** Task objective **
Give the number of lines in the listing below that include the word "Complaints", with nothing more.

** Records to use **

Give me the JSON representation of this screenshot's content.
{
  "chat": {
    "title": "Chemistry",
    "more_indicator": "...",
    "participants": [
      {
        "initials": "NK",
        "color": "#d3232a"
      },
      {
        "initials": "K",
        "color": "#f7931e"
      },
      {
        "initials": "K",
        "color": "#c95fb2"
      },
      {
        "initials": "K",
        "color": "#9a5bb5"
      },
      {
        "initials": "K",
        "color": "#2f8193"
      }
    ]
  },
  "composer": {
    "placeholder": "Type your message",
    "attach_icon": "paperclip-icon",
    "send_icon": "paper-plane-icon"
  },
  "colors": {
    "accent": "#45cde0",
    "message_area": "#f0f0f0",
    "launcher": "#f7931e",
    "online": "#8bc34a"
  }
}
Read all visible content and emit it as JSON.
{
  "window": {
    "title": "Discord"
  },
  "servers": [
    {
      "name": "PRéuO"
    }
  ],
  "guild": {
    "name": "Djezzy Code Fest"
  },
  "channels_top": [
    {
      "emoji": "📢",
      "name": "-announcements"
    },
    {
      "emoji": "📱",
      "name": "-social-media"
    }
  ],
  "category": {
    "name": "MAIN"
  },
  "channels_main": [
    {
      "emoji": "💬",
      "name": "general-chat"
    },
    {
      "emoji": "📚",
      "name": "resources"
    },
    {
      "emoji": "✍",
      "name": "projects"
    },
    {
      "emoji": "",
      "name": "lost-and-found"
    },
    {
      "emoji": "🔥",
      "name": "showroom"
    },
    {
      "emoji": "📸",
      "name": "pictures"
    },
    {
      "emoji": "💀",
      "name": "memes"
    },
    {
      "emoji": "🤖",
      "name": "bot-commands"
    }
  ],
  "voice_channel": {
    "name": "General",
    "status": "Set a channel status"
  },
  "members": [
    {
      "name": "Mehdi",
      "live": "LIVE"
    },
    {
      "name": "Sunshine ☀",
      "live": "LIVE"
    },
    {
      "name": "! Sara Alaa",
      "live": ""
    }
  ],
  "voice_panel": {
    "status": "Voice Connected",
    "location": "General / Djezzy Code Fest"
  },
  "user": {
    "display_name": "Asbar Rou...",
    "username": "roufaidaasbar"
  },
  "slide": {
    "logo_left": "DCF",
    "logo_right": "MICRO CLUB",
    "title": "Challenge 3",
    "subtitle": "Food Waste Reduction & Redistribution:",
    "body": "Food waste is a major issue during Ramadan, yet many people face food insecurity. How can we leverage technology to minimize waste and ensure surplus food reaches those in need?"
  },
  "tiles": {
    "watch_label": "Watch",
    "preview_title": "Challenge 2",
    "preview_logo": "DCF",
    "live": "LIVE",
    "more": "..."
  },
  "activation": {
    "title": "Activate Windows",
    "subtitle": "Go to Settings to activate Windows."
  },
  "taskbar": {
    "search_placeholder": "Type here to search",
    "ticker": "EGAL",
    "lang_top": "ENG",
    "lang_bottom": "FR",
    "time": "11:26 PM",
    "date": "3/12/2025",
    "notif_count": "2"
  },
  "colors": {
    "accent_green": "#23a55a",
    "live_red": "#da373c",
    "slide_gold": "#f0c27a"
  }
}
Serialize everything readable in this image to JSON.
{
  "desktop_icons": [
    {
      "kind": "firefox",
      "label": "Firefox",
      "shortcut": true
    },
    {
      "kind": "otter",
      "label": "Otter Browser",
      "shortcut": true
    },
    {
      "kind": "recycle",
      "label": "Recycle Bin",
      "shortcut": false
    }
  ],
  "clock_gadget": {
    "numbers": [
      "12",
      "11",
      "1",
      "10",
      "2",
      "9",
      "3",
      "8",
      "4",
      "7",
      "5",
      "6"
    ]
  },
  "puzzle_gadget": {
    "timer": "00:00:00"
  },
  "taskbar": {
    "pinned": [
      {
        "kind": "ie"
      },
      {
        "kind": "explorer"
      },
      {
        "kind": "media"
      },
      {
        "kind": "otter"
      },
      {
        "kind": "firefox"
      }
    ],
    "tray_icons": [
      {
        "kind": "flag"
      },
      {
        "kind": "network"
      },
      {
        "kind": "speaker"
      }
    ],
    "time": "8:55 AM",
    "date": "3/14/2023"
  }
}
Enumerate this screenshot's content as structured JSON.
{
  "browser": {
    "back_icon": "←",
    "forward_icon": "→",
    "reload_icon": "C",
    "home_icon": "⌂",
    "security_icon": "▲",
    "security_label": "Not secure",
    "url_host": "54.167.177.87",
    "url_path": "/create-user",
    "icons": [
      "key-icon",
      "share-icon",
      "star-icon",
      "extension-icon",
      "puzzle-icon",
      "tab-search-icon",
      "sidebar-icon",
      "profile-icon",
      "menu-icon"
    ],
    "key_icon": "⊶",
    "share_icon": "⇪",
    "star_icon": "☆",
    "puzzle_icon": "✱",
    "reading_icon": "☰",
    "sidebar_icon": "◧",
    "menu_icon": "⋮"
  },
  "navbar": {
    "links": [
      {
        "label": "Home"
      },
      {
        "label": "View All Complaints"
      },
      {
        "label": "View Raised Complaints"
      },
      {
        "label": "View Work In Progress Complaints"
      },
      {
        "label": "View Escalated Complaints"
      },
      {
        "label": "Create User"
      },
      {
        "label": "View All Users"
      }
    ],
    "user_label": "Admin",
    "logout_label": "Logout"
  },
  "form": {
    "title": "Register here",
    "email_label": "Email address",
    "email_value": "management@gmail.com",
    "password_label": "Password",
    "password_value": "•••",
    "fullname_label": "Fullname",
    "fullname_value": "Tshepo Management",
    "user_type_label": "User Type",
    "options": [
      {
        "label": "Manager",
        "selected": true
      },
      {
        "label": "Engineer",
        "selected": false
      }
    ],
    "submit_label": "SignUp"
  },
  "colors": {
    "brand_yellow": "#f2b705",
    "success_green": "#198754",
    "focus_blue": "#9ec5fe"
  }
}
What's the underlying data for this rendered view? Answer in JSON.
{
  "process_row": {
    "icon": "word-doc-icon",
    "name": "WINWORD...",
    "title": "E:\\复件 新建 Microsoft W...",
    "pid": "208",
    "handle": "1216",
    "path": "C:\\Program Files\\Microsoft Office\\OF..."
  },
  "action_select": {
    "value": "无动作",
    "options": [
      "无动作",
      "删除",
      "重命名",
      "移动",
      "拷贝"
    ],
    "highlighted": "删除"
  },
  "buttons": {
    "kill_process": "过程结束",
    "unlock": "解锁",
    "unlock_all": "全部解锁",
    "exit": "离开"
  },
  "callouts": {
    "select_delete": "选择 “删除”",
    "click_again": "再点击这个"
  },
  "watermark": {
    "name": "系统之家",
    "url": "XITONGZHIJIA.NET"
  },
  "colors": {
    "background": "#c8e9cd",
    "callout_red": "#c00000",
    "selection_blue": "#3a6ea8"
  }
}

** Result of the task **
4